**Data for processing**
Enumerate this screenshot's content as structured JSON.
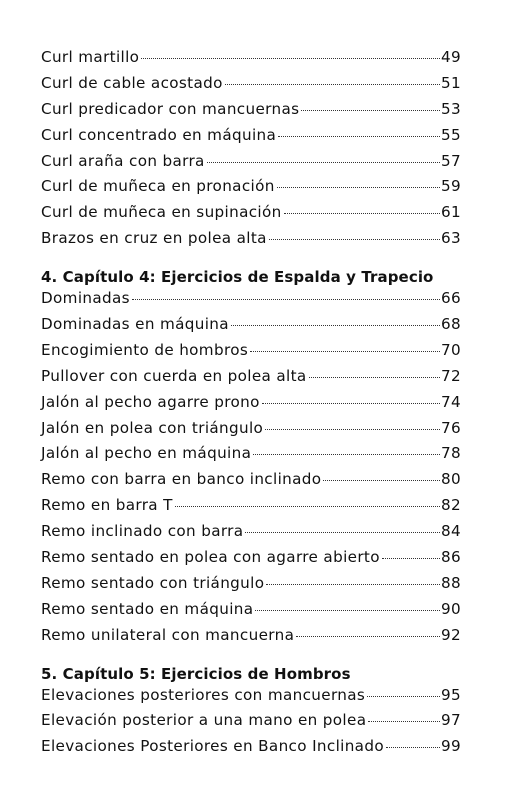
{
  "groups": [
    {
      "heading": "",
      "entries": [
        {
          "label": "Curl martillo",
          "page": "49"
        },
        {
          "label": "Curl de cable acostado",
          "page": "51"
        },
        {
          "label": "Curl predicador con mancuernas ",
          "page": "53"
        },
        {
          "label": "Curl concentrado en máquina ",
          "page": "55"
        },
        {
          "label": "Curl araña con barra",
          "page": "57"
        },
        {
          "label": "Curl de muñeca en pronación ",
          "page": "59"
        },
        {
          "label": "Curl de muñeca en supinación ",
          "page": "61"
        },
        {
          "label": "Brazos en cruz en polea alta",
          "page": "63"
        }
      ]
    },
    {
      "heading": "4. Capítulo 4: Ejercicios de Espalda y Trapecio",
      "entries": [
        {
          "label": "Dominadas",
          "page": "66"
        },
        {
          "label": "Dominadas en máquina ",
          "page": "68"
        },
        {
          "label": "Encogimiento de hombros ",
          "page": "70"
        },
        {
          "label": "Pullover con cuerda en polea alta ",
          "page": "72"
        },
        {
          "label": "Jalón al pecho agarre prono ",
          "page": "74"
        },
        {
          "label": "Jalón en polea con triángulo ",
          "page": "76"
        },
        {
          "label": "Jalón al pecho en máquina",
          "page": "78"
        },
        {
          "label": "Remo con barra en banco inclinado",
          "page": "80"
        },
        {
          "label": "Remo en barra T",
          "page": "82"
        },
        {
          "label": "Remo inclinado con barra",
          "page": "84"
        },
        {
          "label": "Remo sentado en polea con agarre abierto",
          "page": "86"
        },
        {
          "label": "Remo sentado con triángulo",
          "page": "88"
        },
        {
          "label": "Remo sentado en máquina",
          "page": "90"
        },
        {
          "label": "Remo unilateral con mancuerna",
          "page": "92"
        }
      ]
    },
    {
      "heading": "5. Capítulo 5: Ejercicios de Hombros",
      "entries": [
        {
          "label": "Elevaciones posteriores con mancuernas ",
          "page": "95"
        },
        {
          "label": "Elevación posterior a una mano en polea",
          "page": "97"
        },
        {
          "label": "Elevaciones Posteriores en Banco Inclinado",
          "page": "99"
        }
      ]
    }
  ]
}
...
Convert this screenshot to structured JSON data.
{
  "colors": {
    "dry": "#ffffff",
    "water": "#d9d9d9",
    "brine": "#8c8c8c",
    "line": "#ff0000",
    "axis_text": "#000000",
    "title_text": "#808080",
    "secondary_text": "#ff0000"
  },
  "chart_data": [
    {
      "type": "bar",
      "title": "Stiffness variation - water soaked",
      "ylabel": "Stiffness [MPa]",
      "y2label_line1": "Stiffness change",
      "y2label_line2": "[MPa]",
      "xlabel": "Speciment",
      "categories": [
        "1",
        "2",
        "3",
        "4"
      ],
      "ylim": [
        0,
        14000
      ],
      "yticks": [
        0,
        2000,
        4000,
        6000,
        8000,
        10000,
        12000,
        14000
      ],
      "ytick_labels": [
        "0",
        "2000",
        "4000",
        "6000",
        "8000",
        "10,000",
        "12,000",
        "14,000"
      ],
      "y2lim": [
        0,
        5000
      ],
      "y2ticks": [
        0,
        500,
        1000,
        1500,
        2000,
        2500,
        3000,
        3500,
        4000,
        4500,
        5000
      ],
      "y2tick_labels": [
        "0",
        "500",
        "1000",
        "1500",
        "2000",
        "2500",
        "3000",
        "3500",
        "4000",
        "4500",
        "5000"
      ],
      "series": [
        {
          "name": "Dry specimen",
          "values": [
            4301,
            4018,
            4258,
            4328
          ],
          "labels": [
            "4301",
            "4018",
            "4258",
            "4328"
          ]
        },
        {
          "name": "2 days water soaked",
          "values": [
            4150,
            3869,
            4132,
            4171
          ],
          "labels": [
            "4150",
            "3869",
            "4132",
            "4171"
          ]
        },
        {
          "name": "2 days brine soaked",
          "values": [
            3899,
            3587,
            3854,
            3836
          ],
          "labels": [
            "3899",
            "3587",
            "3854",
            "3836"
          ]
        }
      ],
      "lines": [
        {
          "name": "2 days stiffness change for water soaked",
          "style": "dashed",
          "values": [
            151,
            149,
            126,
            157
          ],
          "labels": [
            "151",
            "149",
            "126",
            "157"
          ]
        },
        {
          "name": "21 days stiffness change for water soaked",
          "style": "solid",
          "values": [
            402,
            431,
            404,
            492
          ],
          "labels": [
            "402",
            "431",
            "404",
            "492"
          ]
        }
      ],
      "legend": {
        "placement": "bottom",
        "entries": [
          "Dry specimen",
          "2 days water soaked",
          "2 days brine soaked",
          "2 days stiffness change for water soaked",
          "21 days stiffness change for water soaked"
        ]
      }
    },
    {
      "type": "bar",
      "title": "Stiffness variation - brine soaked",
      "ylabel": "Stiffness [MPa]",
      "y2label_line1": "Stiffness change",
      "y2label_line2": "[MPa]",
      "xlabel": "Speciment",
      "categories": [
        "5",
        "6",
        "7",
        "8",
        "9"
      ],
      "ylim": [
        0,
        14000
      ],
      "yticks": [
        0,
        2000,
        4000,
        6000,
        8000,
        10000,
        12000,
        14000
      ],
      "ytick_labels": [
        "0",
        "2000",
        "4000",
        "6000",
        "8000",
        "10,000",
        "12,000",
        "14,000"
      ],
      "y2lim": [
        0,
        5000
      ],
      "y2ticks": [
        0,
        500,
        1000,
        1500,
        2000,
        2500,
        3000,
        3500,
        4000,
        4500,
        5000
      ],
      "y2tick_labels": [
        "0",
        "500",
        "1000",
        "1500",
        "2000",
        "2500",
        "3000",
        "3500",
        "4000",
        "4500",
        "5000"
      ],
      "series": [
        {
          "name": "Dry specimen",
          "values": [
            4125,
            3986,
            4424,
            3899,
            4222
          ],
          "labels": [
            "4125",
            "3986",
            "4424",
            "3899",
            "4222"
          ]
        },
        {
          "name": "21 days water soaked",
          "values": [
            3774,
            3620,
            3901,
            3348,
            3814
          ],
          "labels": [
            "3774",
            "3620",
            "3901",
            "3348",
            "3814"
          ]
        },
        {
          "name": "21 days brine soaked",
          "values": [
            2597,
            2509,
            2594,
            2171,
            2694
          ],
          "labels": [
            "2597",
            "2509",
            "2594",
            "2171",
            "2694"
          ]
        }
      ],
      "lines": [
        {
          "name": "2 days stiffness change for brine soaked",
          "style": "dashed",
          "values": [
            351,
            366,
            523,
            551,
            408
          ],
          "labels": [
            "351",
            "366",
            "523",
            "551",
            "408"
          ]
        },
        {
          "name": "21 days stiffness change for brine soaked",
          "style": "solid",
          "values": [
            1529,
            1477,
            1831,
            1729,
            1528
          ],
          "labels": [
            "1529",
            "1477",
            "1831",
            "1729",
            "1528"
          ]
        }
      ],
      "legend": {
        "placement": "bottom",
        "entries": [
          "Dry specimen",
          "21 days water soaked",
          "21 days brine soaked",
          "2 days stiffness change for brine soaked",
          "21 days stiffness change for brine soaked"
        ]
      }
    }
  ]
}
==
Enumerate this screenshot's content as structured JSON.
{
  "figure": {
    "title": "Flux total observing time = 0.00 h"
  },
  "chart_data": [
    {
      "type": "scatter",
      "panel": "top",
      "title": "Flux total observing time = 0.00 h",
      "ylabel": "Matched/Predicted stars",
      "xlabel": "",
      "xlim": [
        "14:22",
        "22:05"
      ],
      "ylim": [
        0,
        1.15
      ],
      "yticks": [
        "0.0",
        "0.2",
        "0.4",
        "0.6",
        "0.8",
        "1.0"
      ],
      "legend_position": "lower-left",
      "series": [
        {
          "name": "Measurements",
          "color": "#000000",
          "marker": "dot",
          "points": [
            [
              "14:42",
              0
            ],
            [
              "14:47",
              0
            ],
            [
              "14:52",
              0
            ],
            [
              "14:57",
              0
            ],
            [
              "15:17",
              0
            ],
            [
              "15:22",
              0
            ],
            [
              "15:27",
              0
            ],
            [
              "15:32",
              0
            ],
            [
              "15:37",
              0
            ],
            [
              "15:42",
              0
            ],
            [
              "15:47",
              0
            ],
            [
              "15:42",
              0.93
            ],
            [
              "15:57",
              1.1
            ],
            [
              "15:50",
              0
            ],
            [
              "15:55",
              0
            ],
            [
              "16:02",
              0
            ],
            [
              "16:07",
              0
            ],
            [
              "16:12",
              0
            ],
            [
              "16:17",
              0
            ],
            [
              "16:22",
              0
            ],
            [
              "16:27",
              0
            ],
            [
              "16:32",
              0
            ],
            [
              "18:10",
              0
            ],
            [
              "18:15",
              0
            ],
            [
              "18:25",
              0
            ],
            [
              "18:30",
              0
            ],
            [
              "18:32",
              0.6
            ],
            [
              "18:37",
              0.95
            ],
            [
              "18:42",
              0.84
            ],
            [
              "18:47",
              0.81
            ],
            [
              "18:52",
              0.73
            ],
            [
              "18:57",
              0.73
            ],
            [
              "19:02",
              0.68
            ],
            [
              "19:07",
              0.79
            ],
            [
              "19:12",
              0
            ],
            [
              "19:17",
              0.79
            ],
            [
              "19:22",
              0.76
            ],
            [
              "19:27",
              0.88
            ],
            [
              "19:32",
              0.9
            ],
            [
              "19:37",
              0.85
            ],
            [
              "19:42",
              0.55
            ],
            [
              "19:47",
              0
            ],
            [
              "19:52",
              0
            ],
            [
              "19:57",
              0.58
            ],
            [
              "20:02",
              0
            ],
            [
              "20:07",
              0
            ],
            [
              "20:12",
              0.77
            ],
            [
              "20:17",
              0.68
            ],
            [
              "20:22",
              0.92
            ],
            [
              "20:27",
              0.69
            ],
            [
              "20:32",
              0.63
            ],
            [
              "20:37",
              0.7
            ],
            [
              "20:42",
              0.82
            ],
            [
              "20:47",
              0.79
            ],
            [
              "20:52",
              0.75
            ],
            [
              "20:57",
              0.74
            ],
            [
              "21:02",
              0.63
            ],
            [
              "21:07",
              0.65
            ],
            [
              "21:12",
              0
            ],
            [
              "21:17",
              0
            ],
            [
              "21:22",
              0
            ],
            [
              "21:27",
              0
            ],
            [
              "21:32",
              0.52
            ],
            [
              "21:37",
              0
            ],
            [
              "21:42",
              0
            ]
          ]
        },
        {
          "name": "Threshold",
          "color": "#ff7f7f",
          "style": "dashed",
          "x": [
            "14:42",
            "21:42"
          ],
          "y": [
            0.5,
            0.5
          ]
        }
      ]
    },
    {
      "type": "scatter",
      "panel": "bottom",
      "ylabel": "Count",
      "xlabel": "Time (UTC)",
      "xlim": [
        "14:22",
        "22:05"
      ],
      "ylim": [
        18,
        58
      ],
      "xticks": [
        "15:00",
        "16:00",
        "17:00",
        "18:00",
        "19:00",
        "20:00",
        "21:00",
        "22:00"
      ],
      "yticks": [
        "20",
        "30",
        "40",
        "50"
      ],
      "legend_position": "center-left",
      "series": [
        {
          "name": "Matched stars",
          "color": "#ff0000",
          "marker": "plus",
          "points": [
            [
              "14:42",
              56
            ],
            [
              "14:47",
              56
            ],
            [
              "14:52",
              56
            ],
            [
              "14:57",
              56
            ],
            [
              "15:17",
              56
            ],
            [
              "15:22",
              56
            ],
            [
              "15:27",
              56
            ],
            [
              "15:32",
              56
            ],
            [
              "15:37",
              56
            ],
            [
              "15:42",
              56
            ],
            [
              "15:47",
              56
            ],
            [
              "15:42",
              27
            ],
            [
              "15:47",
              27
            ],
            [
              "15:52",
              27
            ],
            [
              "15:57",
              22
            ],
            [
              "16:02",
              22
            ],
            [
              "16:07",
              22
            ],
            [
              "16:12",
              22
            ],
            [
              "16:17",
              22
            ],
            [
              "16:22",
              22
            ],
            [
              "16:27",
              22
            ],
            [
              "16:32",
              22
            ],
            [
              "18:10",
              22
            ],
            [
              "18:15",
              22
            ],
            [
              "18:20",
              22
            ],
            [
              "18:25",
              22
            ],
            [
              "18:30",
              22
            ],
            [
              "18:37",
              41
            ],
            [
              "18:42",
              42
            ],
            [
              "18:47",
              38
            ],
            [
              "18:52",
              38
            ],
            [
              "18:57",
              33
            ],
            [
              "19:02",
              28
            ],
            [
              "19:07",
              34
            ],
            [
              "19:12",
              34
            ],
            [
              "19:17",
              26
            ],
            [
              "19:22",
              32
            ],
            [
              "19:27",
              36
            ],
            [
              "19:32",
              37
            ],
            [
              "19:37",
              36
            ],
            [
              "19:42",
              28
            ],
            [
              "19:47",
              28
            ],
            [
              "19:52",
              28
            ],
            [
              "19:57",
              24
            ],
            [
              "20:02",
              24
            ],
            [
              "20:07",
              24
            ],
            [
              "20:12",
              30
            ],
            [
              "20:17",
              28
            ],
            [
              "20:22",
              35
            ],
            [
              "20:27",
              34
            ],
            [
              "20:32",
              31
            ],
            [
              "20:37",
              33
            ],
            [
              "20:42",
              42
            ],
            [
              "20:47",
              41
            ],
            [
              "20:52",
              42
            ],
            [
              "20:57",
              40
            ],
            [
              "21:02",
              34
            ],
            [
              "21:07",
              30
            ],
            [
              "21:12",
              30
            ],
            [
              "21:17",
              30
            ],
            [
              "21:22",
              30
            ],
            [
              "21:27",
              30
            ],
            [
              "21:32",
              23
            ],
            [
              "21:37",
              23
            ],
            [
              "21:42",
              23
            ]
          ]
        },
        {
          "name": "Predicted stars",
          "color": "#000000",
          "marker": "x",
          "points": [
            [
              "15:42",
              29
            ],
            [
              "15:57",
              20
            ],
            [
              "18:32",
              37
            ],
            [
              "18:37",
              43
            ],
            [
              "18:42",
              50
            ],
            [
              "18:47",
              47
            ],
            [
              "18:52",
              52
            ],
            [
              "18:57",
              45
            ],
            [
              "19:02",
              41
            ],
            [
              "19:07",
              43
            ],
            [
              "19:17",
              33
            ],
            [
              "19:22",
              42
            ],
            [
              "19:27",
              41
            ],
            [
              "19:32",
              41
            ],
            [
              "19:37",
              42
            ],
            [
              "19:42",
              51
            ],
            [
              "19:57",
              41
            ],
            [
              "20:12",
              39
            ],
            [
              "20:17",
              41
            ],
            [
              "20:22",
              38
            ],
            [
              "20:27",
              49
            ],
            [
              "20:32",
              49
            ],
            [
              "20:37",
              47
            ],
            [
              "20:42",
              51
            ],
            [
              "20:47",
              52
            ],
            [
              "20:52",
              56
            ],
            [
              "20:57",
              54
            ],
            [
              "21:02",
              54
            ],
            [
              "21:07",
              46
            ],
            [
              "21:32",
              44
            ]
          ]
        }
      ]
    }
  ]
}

**Task brief**
Gather up every line in the data above that contains the word "Remo", copying each one.

**Result of the task**
          "label": "Remo con barra en banco inclinado",
          "label": "Remo en barra T",
          "label": "Remo inclinado con barra",
          "label": "Remo sentado en polea con agarre abierto",
          "label": "Remo sentado con triángulo",
          "label": "Remo sentado en máquina",
          "label": "Remo unilateral con mancuerna",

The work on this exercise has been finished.